TASK REQUIREMENTS: Every line must be returned precisely as it is written.

Items listed in a dataset:
┄┄┄┄┄┄┄┄┄┄┄┄┄┄┄┄┄┄┄┄
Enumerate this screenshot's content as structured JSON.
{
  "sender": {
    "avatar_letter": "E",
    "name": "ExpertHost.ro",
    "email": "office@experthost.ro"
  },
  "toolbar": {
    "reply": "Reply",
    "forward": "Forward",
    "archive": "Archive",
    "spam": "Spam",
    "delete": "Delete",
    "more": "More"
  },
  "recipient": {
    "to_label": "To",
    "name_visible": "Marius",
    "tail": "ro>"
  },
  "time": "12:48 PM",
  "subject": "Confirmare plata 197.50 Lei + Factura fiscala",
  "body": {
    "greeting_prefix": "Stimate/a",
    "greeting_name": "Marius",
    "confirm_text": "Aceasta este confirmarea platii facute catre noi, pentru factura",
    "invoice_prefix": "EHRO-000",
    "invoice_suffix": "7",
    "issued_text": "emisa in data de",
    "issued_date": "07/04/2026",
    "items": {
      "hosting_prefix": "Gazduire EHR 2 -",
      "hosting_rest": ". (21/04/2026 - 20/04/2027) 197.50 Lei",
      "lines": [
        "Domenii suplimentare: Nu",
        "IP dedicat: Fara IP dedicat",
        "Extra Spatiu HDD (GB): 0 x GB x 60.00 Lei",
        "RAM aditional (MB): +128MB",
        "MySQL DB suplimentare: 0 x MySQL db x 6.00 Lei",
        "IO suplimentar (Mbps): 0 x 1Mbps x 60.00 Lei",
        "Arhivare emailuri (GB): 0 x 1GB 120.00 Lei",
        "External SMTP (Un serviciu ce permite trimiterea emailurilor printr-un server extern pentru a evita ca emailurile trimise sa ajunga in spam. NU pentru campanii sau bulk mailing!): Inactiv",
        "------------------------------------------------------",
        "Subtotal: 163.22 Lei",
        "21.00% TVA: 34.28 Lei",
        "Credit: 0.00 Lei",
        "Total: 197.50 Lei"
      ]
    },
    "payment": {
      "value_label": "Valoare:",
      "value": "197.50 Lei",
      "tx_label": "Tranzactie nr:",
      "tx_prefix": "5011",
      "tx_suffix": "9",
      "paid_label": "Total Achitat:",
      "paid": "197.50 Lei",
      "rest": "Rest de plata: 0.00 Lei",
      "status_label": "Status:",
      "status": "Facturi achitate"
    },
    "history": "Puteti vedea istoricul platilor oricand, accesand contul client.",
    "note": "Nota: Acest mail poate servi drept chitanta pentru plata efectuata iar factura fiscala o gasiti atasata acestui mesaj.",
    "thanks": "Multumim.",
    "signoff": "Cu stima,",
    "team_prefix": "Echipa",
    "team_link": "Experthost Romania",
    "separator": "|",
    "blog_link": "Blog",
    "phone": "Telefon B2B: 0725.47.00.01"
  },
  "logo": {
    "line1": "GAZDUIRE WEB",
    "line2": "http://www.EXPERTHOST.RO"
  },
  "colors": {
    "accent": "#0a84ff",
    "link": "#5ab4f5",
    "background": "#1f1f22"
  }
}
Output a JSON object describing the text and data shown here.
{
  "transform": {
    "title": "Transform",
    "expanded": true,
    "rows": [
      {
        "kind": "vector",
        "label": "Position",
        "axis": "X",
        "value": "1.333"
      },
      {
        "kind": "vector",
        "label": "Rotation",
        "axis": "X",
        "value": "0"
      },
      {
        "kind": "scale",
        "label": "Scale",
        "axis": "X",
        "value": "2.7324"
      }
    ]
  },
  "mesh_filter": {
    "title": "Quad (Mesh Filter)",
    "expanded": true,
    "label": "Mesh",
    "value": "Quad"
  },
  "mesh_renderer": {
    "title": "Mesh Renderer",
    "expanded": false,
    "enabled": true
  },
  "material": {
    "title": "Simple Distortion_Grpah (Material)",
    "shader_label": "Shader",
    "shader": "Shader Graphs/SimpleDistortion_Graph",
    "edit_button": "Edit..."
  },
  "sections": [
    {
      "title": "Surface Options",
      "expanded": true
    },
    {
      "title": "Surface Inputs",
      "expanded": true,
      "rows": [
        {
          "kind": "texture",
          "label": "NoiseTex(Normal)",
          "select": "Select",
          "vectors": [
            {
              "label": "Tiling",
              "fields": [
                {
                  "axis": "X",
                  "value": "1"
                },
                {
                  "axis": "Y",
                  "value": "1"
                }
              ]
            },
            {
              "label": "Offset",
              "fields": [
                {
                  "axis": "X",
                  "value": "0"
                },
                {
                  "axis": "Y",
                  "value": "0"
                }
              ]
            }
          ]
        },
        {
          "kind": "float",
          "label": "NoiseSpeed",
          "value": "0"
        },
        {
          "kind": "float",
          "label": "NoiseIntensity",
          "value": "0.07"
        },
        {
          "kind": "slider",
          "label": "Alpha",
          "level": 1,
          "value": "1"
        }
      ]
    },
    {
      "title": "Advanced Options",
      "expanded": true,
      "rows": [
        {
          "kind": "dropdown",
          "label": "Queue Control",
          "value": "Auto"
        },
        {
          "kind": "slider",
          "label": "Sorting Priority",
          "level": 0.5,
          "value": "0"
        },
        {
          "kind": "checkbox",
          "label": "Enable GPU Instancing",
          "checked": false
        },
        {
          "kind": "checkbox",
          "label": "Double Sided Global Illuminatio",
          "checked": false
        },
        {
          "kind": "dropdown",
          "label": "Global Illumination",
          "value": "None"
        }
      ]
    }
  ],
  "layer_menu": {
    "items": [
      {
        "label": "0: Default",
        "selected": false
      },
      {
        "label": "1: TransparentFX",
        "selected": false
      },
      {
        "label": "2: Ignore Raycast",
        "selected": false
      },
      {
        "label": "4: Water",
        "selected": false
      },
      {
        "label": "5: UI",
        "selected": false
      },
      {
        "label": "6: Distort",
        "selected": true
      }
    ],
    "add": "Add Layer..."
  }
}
┄┄┄┄┄┄┄┄┄┄┄┄┄┄┄┄┄┄┄┄
SOLUTION TO THIS TASK:
Enumerate this screenshot's content as structured JSON.
{
  "sender": {
    "avatar_letter": "E",
    "name": "ExpertHost.ro",
    "email": "office@experthost.ro"
  },
  "toolbar": {
    "reply": "Reply",
    "forward": "Forward",
    "archive": "Archive",
    "spam": "Spam",
    "delete": "Delete",
    "more": "More"
  },
  "recipient": {
    "to_label": "To",
    "name_visible": "Marius",
    "tail": "ro>"
  },
  "time": "12:48 PM",
  "subject": "Confirmare plata 197.50 Lei + Factura fiscala",
  "body": {
    "greeting_prefix": "Stimate/a",
    "greeting_name": "Marius",
    "confirm_text": "Aceasta este confirmarea platii facute catre noi, pentru factura",
    "invoice_prefix": "EHRO-000",
    "invoice_suffix": "7",
    "issued_text": "emisa in data de",
    "issued_date": "07/04/2026",
    "items": {
      "hosting_prefix": "Gazduire EHR 2 -",
      "hosting_rest": ". (21/04/2026 - 20/04/2027) 197.50 Lei",
      "lines": [
        "Domenii suplimentare: Nu",
        "IP dedicat: Fara IP dedicat",
        "Extra Spatiu HDD (GB): 0 x GB x 60.00 Lei",
        "RAM aditional (MB): +128MB",
        "MySQL DB suplimentare: 0 x MySQL db x 6.00 Lei",
        "IO suplimentar (Mbps): 0 x 1Mbps x 60.00 Lei",
        "Arhivare emailuri (GB): 0 x 1GB 120.00 Lei",
        "External SMTP (Un serviciu ce permite trimiterea emailurilor printr-un server extern pentru a evita ca emailurile trimise sa ajunga in spam. NU pentru campanii sau bulk mailing!): Inactiv",
        "------------------------------------------------------",
        "Subtotal: 163.22 Lei",
        "21.00% TVA: 34.28 Lei",
        "Credit: 0.00 Lei",
        "Total: 197.50 Lei"
      ]
    },
    "payment": {
      "value_label": "Valoare:",
      "value": "197.50 Lei",
      "tx_label": "Tranzactie nr:",
      "tx_prefix": "5011",
      "tx_suffix": "9",
      "paid_label": "Total Achitat:",
      "paid": "197.50 Lei",
      "rest": "Rest de plata: 0.00 Lei",
      "status_label": "Status:",
      "status": "Facturi achitate"
    },
    "history": "Puteti vedea istoricul platilor oricand, accesand contul client.",
    "note": "Nota: Acest mail poate servi drept chitanta pentru plata efectuata iar factura fiscala o gasiti atasata acestui mesaj.",
    "thanks": "Multumim.",
    "signoff": "Cu stima,",
    "team_prefix": "Echipa",
    "team_link": "Experthost Romania",
    "separator": "|",
    "blog_link": "Blog",
    "phone": "Telefon B2B: 0725.47.00.01"
  },
  "logo": {
    "line1": "GAZDUIRE WEB",
    "line2": "http://www.EXPERTHOST.RO"
  },
  "colors": {
    "accent": "#0a84ff",
    "link": "#5ab4f5",
    "background": "#1f1f22"
  }
}
Output a JSON object describing the text and data shown here.
{
  "transform": {
    "title": "Transform",
    "expanded": true,
    "rows": [
      {
        "kind": "vector",
        "label": "Position",
        "axis": "X",
        "value": "1.333"
      },
      {
        "kind": "vector",
        "label": "Rotation",
        "axis": "X",
        "value": "0"
      },
      {
        "kind": "scale",
        "label": "Scale",
        "axis": "X",
        "value": "2.7324"
      }
    ]
  },
  "mesh_filter": {
    "title": "Quad (Mesh Filter)",
    "expanded": true,
    "label": "Mesh",
    "value": "Quad"
  },
  "mesh_renderer": {
    "title": "Mesh Renderer",
    "expanded": false,
    "enabled": true
  },
  "material": {
    "title": "Simple Distortion_Grpah (Material)",
    "shader_label": "Shader",
    "shader": "Shader Graphs/SimpleDistortion_Graph",
    "edit_button": "Edit..."
  },
  "sections": [
    {
      "title": "Surface Options",
      "expanded": true
    },
    {
      "title": "Surface Inputs",
      "expanded": true,
      "rows": [
        {
          "kind": "texture",
          "label": "NoiseTex(Normal)",
          "select": "Select",
          "vectors": [
            {
              "label": "Tiling",
              "fields": [
                {
                  "axis": "X",
                  "value": "1"
                },
                {
                  "axis": "Y",
                  "value": "1"
                }
              ]
            },
            {
              "label": "Offset",
              "fields": [
                {
                  "axis": "X",
                  "value": "0"
                },
                {
                  "axis": "Y",
                  "value": "0"
                }
              ]
            }
          ]
        },
        {
          "kind": "float",
          "label": "NoiseSpeed",
          "value": "0"
        },
        {
          "kind": "float",
          "label": "NoiseIntensity",
          "value": "0.07"
        },
        {
          "kind": "slider",
          "label": "Alpha",
          "level": 1,
          "value": "1"
        }
      ]
    },
    {
      "title": "Advanced Options",
      "expanded": true,
      "rows": [
        {
          "kind": "dropdown",
          "label": "Queue Control",
          "value": "Auto"
        },
        {
          "kind": "slider",
          "label": "Sorting Priority",
          "level": 0.5,
          "value": "0"
        },
        {
          "kind": "checkbox",
          "label": "Enable GPU Instancing",
          "checked": false
        },
        {
          "kind": "checkbox",
          "label": "Double Sided Global Illuminatio",
          "checked": false
        },
        {
          "kind": "dropdown",
          "label": "Global Illumination",
          "value": "None"
        }
      ]
    }
  ],
  "layer_menu": {
    "items": [
      {
        "label": "0: Default",
        "selected": false
      },
      {
        "label": "1: TransparentFX",
        "selected": false
      },
      {
        "label": "2: Ignore Raycast",
        "selected": false
      },
      {
        "label": "4: Water",
        "selected": false
      },
      {
        "label": "5: UI",
        "selected": false
      },
      {
        "label": "6: Distort",
        "selected": true
      }
    ],
    "add": "Add Layer..."
  }
}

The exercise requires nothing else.